REQUIREMENTS –
Reproduce all of the material word for word.

SUPPLIED MATERIAL –
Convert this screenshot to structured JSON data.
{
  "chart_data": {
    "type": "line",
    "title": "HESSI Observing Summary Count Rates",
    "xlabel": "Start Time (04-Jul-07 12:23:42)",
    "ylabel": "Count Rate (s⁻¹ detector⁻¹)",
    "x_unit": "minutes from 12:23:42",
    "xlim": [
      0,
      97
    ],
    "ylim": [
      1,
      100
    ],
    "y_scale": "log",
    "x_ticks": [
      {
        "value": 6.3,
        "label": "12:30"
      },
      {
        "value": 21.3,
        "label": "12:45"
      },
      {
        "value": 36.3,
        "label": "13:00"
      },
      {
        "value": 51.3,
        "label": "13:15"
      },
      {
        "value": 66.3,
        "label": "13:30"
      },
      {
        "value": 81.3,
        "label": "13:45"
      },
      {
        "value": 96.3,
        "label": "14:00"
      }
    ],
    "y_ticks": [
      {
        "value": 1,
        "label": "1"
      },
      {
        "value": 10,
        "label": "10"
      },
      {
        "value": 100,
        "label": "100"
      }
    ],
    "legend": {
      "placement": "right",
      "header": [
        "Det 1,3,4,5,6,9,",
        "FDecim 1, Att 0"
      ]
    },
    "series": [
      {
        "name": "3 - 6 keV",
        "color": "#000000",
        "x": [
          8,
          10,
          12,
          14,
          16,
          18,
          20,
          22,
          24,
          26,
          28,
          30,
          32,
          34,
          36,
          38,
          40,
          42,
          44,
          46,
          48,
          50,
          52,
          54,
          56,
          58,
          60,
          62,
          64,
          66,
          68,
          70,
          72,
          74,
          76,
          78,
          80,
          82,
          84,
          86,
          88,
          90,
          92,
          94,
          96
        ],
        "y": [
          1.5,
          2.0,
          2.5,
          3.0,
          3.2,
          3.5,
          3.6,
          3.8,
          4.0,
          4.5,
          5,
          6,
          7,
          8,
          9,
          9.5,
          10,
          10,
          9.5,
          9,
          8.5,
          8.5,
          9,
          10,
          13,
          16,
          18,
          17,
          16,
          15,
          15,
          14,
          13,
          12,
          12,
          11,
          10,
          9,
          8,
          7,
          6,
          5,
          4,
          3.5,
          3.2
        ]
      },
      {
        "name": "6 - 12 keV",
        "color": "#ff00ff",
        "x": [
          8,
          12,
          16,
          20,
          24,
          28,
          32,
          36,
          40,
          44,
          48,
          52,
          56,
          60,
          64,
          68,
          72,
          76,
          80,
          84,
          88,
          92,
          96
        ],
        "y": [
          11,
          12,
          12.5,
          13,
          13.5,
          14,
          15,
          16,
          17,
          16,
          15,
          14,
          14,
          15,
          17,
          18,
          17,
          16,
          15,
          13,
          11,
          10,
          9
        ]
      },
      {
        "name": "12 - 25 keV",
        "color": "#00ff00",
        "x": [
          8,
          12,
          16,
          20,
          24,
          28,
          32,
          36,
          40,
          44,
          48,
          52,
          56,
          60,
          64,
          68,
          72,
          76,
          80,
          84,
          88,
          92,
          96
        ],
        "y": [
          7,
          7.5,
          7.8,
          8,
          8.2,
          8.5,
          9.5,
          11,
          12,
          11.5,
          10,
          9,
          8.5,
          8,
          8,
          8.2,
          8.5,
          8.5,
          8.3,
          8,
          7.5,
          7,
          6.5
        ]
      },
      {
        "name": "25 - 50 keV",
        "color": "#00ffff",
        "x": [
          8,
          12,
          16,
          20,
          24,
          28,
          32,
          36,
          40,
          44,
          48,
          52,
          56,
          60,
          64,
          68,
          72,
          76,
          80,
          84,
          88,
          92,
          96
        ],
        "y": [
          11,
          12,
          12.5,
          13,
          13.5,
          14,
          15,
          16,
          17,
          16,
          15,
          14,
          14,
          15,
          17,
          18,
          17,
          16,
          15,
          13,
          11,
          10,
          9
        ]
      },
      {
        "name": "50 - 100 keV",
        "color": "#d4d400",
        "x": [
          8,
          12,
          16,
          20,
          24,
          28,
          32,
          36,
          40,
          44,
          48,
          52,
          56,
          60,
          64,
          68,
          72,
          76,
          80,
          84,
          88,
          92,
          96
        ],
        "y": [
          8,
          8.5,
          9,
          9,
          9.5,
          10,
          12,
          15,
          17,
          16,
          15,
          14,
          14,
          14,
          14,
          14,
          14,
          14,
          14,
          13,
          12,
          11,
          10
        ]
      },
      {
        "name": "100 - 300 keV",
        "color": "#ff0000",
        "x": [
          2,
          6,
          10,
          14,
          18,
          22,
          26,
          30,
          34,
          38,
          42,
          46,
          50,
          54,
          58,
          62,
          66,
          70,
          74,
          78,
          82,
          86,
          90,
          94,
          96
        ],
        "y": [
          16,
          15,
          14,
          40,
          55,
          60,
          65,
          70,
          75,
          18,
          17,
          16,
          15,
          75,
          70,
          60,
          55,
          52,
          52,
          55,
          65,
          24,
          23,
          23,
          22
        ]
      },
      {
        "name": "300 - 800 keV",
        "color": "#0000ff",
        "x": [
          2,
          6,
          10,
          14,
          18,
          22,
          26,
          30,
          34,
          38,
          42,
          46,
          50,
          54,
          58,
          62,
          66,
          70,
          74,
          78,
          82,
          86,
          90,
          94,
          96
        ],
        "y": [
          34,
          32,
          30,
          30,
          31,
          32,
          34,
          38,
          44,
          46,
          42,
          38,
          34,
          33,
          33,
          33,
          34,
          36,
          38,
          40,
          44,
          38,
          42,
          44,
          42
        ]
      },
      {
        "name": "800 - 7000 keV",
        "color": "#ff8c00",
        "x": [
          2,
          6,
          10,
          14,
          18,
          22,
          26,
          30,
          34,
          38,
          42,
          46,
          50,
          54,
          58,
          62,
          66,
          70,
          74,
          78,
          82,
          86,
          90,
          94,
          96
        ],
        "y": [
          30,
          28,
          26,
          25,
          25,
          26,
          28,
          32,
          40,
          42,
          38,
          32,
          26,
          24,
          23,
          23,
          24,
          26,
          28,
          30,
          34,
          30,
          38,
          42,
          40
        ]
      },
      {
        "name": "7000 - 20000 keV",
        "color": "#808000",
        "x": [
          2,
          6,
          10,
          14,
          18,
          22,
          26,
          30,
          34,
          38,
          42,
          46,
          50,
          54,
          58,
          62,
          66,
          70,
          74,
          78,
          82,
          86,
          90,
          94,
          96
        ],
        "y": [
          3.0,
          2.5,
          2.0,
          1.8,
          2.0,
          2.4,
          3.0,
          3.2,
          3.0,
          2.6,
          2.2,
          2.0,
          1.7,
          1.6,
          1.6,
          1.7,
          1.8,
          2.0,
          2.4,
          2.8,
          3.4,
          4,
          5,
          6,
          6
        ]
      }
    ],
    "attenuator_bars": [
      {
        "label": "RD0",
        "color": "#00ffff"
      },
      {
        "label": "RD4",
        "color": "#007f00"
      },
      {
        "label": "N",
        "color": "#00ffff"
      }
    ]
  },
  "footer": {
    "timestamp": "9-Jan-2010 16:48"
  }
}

THE COMPLETED TASK –
Convert this screenshot to structured JSON data.
{
  "chart_data": {
    "type": "line",
    "title": "HESSI Observing Summary Count Rates",
    "xlabel": "Start Time (04-Jul-07 12:23:42)",
    "ylabel": "Count Rate (s⁻¹ detector⁻¹)",
    "x_unit": "minutes from 12:23:42",
    "xlim": [
      0,
      97
    ],
    "ylim": [
      1,
      100
    ],
    "y_scale": "log",
    "x_ticks": [
      {
        "value": 6.3,
        "label": "12:30"
      },
      {
        "value": 21.3,
        "label": "12:45"
      },
      {
        "value": 36.3,
        "label": "13:00"
      },
      {
        "value": 51.3,
        "label": "13:15"
      },
      {
        "value": 66.3,
        "label": "13:30"
      },
      {
        "value": 81.3,
        "label": "13:45"
      },
      {
        "value": 96.3,
        "label": "14:00"
      }
    ],
    "y_ticks": [
      {
        "value": 1,
        "label": "1"
      },
      {
        "value": 10,
        "label": "10"
      },
      {
        "value": 100,
        "label": "100"
      }
    ],
    "legend": {
      "placement": "right",
      "header": [
        "Det 1,3,4,5,6,9,",
        "FDecim 1, Att 0"
      ]
    },
    "series": [
      {
        "name": "3 - 6 keV",
        "color": "#000000",
        "x": [
          8,
          10,
          12,
          14,
          16,
          18,
          20,
          22,
          24,
          26,
          28,
          30,
          32,
          34,
          36,
          38,
          40,
          42,
          44,
          46,
          48,
          50,
          52,
          54,
          56,
          58,
          60,
          62,
          64,
          66,
          68,
          70,
          72,
          74,
          76,
          78,
          80,
          82,
          84,
          86,
          88,
          90,
          92,
          94,
          96
        ],
        "y": [
          1.5,
          2.0,
          2.5,
          3.0,
          3.2,
          3.5,
          3.6,
          3.8,
          4.0,
          4.5,
          5,
          6,
          7,
          8,
          9,
          9.5,
          10,
          10,
          9.5,
          9,
          8.5,
          8.5,
          9,
          10,
          13,
          16,
          18,
          17,
          16,
          15,
          15,
          14,
          13,
          12,
          12,
          11,
          10,
          9,
          8,
          7,
          6,
          5,
          4,
          3.5,
          3.2
        ]
      },
      {
        "name": "6 - 12 keV",
        "color": "#ff00ff",
        "x": [
          8,
          12,
          16,
          20,
          24,
          28,
          32,
          36,
          40,
          44,
          48,
          52,
          56,
          60,
          64,
          68,
          72,
          76,
          80,
          84,
          88,
          92,
          96
        ],
        "y": [
          11,
          12,
          12.5,
          13,
          13.5,
          14,
          15,
          16,
          17,
          16,
          15,
          14,
          14,
          15,
          17,
          18,
          17,
          16,
          15,
          13,
          11,
          10,
          9
        ]
      },
      {
        "name": "12 - 25 keV",
        "color": "#00ff00",
        "x": [
          8,
          12,
          16,
          20,
          24,
          28,
          32,
          36,
          40,
          44,
          48,
          52,
          56,
          60,
          64,
          68,
          72,
          76,
          80,
          84,
          88,
          92,
          96
        ],
        "y": [
          7,
          7.5,
          7.8,
          8,
          8.2,
          8.5,
          9.5,
          11,
          12,
          11.5,
          10,
          9,
          8.5,
          8,
          8,
          8.2,
          8.5,
          8.5,
          8.3,
          8,
          7.5,
          7,
          6.5
        ]
      },
      {
        "name": "25 - 50 keV",
        "color": "#00ffff",
        "x": [
          8,
          12,
          16,
          20,
          24,
          28,
          32,
          36,
          40,
          44,
          48,
          52,
          56,
          60,
          64,
          68,
          72,
          76,
          80,
          84,
          88,
          92,
          96
        ],
        "y": [
          11,
          12,
          12.5,
          13,
          13.5,
          14,
          15,
          16,
          17,
          16,
          15,
          14,
          14,
          15,
          17,
          18,
          17,
          16,
          15,
          13,
          11,
          10,
          9
        ]
      },
      {
        "name": "50 - 100 keV",
        "color": "#d4d400",
        "x": [
          8,
          12,
          16,
          20,
          24,
          28,
          32,
          36,
          40,
          44,
          48,
          52,
          56,
          60,
          64,
          68,
          72,
          76,
          80,
          84,
          88,
          92,
          96
        ],
        "y": [
          8,
          8.5,
          9,
          9,
          9.5,
          10,
          12,
          15,
          17,
          16,
          15,
          14,
          14,
          14,
          14,
          14,
          14,
          14,
          14,
          13,
          12,
          11,
          10
        ]
      },
      {
        "name": "100 - 300 keV",
        "color": "#ff0000",
        "x": [
          2,
          6,
          10,
          14,
          18,
          22,
          26,
          30,
          34,
          38,
          42,
          46,
          50,
          54,
          58,
          62,
          66,
          70,
          74,
          78,
          82,
          86,
          90,
          94,
          96
        ],
        "y": [
          16,
          15,
          14,
          40,
          55,
          60,
          65,
          70,
          75,
          18,
          17,
          16,
          15,
          75,
          70,
          60,
          55,
          52,
          52,
          55,
          65,
          24,
          23,
          23,
          22
        ]
      },
      {
        "name": "300 - 800 keV",
        "color": "#0000ff",
        "x": [
          2,
          6,
          10,
          14,
          18,
          22,
          26,
          30,
          34,
          38,
          42,
          46,
          50,
          54,
          58,
          62,
          66,
          70,
          74,
          78,
          82,
          86,
          90,
          94,
          96
        ],
        "y": [
          34,
          32,
          30,
          30,
          31,
          32,
          34,
          38,
          44,
          46,
          42,
          38,
          34,
          33,
          33,
          33,
          34,
          36,
          38,
          40,
          44,
          38,
          42,
          44,
          42
        ]
      },
      {
        "name": "800 - 7000 keV",
        "color": "#ff8c00",
        "x": [
          2,
          6,
          10,
          14,
          18,
          22,
          26,
          30,
          34,
          38,
          42,
          46,
          50,
          54,
          58,
          62,
          66,
          70,
          74,
          78,
          82,
          86,
          90,
          94,
          96
        ],
        "y": [
          30,
          28,
          26,
          25,
          25,
          26,
          28,
          32,
          40,
          42,
          38,
          32,
          26,
          24,
          23,
          23,
          24,
          26,
          28,
          30,
          34,
          30,
          38,
          42,
          40
        ]
      },
      {
        "name": "7000 - 20000 keV",
        "color": "#808000",
        "x": [
          2,
          6,
          10,
          14,
          18,
          22,
          26,
          30,
          34,
          38,
          42,
          46,
          50,
          54,
          58,
          62,
          66,
          70,
          74,
          78,
          82,
          86,
          90,
          94,
          96
        ],
        "y": [
          3.0,
          2.5,
          2.0,
          1.8,
          2.0,
          2.4,
          3.0,
          3.2,
          3.0,
          2.6,
          2.2,
          2.0,
          1.7,
          1.6,
          1.6,
          1.7,
          1.8,
          2.0,
          2.4,
          2.8,
          3.4,
          4,
          5,
          6,
          6
        ]
      }
    ],
    "attenuator_bars": [
      {
        "label": "RD0",
        "color": "#00ffff"
      },
      {
        "label": "RD4",
        "color": "#007f00"
      },
      {
        "label": "N",
        "color": "#00ffff"
      }
    ]
  },
  "footer": {
    "timestamp": "9-Jan-2010 16:48"
  }
}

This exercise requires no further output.